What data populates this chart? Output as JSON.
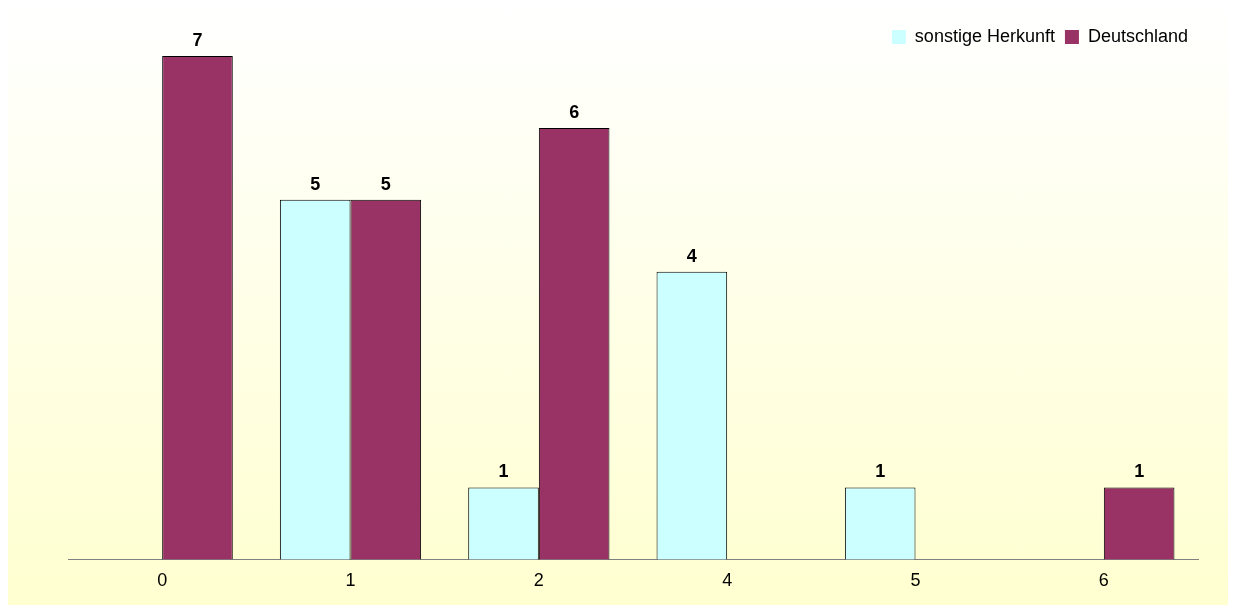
{
  "chart_data": {
    "type": "bar",
    "categories": [
      "0",
      "1",
      "2",
      "4",
      "5",
      "6"
    ],
    "series": [
      {
        "name": "sonstige Herkunft",
        "color": "#ccffff",
        "values": [
          null,
          5,
          1,
          4,
          1,
          null
        ]
      },
      {
        "name": "Deutschland",
        "color": "#993366",
        "values": [
          7,
          5,
          6,
          null,
          null,
          1
        ]
      }
    ],
    "data_labels": true,
    "legend": "top right",
    "grid": false,
    "tick_labels": "x"
  }
}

# [The problem]
Return all the entries word for word, but omit any pictures they contain.

# [Final result]
What data populates this chart? Output as JSON.
{
  "chart_data": {
    "type": "bar",
    "categories": [
      "0",
      "1",
      "2",
      "4",
      "5",
      "6"
    ],
    "series": [
      {
        "name": "sonstige Herkunft",
        "color": "#ccffff",
        "values": [
          null,
          5,
          1,
          4,
          1,
          null
        ]
      },
      {
        "name": "Deutschland",
        "color": "#993366",
        "values": [
          7,
          5,
          6,
          null,
          null,
          1
        ]
      }
    ],
    "data_labels": true,
    "legend": "top right",
    "grid": false,
    "tick_labels": "x"
  }
}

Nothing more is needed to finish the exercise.